» **WHAT TO WORK ON**
Please say how many lines of the listing hold "xlabel", with no other words in the answer.

Begin RAW DATA

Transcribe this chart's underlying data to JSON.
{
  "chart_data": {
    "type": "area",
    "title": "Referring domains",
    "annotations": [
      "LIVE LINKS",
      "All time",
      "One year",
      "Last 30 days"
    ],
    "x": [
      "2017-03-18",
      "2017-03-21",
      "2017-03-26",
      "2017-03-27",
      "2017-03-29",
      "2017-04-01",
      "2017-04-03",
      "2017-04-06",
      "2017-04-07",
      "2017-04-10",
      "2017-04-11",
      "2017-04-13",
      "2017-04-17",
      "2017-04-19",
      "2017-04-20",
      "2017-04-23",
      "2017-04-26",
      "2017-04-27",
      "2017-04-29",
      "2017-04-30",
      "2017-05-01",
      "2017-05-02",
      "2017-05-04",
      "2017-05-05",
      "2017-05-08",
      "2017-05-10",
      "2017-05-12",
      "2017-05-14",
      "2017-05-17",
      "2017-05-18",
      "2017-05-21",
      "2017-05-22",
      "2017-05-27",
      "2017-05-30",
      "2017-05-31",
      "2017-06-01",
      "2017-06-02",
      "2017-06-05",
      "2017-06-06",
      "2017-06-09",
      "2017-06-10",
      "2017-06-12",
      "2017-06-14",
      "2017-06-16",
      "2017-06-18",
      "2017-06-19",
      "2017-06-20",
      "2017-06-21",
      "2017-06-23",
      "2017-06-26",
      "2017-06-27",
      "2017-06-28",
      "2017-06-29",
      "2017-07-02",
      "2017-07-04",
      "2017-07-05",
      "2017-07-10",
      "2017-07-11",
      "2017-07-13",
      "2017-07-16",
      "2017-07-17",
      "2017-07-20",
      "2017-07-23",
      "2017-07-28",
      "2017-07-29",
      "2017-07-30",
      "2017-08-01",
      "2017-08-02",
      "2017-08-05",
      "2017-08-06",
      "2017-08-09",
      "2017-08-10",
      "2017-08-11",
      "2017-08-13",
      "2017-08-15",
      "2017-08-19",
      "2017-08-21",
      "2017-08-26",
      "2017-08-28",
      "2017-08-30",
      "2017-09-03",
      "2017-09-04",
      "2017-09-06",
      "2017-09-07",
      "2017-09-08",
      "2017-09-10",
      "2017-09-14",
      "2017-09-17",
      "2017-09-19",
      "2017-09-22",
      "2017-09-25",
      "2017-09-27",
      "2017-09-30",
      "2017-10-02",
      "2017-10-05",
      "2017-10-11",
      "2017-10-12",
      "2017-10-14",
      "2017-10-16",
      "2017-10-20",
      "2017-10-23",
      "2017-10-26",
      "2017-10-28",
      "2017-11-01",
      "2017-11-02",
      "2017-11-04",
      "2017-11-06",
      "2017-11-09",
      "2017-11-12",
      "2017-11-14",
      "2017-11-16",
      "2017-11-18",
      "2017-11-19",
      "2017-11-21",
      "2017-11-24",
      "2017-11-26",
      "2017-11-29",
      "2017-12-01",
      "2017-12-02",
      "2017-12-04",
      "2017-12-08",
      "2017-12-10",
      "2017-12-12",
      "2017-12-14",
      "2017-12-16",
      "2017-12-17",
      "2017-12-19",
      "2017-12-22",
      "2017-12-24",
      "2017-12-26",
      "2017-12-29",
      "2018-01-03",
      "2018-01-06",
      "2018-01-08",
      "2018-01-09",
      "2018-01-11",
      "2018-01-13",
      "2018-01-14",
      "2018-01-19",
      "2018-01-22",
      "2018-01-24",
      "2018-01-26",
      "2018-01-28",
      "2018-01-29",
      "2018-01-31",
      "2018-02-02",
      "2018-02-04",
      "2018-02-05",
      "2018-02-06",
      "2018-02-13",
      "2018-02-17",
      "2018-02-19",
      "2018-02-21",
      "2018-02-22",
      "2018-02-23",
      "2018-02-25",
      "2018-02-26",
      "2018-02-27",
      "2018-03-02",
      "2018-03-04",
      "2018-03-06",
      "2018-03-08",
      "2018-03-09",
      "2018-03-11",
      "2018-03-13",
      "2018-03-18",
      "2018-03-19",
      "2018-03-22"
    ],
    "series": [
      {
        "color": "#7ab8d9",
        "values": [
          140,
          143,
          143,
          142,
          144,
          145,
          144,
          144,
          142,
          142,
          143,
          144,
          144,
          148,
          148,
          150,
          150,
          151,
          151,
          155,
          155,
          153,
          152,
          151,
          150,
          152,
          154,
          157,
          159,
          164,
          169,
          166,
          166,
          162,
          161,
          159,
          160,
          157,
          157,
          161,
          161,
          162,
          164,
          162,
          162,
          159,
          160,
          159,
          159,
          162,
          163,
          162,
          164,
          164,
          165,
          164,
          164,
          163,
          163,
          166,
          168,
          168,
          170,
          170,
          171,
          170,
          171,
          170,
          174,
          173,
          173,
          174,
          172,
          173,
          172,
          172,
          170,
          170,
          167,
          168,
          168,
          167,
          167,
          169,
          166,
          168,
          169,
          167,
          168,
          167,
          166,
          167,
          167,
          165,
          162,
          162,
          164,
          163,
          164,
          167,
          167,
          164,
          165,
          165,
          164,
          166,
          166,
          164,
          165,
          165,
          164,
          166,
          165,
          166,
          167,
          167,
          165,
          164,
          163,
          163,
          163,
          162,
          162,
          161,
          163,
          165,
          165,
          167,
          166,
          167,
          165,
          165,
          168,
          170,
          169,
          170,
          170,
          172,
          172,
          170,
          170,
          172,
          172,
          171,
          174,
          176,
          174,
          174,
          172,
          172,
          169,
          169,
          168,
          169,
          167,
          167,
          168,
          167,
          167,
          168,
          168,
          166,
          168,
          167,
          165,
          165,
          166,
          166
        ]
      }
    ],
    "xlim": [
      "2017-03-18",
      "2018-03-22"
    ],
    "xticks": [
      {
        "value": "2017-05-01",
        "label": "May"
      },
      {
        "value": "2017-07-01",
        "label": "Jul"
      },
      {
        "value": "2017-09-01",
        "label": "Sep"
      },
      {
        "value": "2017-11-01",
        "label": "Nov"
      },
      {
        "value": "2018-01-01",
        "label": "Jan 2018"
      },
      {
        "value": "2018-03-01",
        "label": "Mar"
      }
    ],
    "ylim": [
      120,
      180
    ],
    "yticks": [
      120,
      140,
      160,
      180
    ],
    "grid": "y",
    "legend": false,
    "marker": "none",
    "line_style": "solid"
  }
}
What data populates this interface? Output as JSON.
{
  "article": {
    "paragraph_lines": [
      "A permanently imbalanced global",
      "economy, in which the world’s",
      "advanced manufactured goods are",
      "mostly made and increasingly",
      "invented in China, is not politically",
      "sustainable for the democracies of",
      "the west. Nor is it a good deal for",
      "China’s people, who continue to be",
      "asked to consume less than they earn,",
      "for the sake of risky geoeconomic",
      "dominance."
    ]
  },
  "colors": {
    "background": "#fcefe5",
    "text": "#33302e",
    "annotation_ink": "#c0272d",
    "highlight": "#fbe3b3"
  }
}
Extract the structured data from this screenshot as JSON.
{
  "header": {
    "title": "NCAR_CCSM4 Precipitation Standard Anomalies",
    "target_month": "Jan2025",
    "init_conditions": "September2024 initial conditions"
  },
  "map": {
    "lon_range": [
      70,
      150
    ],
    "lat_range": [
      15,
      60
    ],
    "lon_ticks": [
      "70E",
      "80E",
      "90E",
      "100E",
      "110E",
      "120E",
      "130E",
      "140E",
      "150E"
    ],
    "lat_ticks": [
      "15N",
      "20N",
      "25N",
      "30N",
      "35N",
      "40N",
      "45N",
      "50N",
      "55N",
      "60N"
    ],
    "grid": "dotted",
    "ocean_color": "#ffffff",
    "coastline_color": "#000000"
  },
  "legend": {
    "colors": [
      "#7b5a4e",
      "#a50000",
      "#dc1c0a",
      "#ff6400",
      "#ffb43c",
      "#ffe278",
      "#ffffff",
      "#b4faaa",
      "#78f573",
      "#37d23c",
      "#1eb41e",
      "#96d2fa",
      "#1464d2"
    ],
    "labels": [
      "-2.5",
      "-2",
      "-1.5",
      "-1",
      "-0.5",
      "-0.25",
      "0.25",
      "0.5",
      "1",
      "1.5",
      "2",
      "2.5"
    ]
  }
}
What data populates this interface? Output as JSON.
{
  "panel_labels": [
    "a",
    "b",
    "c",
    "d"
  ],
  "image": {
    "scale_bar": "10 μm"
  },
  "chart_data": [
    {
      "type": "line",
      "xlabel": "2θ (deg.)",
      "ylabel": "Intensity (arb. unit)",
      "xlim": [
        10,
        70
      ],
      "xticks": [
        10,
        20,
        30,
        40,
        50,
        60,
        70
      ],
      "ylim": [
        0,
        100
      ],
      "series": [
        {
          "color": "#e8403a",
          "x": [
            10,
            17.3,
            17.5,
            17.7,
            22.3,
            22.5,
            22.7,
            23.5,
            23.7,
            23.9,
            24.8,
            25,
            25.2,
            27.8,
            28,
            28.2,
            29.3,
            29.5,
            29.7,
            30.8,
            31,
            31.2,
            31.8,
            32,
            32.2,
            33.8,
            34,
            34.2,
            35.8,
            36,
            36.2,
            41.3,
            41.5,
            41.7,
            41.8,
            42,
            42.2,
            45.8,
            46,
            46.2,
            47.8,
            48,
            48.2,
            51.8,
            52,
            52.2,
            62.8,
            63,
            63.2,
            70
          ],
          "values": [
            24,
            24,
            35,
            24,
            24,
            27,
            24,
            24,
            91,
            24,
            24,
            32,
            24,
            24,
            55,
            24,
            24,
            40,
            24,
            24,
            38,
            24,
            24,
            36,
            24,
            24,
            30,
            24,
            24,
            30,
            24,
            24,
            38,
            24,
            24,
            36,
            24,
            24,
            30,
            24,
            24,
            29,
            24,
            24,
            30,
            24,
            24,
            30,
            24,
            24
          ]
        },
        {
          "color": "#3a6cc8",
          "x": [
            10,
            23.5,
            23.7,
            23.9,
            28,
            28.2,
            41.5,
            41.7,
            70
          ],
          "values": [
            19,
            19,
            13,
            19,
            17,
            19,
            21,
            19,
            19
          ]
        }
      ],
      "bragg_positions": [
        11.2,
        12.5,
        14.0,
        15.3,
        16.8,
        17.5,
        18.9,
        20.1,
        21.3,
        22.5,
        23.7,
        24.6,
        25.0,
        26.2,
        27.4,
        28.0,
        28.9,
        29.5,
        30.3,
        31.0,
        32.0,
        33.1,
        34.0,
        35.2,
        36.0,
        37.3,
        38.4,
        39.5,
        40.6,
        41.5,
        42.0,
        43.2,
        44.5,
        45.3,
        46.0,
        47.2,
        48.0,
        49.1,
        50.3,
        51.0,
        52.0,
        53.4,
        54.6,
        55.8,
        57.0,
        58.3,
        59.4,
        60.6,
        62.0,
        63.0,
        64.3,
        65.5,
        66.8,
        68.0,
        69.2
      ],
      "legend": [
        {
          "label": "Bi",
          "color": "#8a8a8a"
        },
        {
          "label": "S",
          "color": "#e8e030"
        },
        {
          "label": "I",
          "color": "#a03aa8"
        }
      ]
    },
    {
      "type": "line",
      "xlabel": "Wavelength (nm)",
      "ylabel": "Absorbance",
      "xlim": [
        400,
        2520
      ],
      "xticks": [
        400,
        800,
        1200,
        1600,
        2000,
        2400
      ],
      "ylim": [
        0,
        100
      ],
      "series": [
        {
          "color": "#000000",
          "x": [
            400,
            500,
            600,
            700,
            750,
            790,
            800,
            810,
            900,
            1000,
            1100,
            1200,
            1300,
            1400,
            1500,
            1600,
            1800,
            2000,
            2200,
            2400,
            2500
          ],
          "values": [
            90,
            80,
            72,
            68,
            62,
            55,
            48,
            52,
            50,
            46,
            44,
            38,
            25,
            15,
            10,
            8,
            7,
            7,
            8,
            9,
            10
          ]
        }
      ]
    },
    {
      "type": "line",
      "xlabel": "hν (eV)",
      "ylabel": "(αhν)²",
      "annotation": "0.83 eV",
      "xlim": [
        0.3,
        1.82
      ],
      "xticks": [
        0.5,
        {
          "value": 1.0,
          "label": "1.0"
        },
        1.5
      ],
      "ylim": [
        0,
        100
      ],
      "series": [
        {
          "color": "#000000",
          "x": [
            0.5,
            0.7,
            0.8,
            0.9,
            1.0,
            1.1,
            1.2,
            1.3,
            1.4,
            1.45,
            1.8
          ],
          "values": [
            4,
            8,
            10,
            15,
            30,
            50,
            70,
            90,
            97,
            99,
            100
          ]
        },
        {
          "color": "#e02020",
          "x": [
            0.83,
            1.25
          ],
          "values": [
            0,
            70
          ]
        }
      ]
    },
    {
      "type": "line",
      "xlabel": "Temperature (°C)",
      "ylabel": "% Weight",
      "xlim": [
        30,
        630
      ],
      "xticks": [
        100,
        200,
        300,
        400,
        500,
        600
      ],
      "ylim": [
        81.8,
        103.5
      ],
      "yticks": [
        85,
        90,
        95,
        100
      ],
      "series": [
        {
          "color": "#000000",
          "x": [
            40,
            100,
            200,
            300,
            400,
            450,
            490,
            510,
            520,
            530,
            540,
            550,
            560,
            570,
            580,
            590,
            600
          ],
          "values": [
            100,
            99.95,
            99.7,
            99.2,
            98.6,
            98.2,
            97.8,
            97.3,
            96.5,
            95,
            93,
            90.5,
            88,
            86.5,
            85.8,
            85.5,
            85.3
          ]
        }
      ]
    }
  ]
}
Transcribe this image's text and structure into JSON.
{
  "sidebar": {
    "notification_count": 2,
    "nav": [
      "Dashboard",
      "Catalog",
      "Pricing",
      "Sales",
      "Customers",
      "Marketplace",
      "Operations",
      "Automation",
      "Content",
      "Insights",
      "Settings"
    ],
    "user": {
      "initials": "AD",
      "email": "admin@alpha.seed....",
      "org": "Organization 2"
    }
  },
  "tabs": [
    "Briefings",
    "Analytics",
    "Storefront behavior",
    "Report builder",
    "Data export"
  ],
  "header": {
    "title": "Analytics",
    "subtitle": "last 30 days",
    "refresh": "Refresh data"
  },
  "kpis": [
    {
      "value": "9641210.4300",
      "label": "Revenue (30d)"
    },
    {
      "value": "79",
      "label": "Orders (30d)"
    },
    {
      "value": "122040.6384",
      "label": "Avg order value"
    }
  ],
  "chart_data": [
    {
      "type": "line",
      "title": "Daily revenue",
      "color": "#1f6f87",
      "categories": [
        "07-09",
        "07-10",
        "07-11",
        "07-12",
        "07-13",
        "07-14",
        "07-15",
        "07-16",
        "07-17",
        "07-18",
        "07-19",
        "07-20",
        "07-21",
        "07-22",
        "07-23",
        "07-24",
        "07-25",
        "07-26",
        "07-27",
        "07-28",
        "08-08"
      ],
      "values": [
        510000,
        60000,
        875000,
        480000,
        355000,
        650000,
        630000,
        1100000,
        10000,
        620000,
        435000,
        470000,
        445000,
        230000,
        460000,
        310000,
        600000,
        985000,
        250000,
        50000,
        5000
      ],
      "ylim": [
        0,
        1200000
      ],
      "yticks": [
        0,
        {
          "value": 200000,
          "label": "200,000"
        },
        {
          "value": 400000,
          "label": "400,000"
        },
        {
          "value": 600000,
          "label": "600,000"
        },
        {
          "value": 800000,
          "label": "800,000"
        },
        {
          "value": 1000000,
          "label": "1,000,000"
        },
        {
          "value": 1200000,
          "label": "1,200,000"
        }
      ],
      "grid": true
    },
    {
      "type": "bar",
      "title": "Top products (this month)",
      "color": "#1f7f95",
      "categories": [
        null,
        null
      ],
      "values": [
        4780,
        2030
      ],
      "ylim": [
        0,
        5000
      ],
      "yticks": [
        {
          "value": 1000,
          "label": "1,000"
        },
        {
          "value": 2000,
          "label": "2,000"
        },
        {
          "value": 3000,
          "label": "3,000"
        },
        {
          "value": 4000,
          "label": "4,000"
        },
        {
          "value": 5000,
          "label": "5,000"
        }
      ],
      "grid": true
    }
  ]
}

End RAW DATA

» **EXERCISE OUTPUT**
4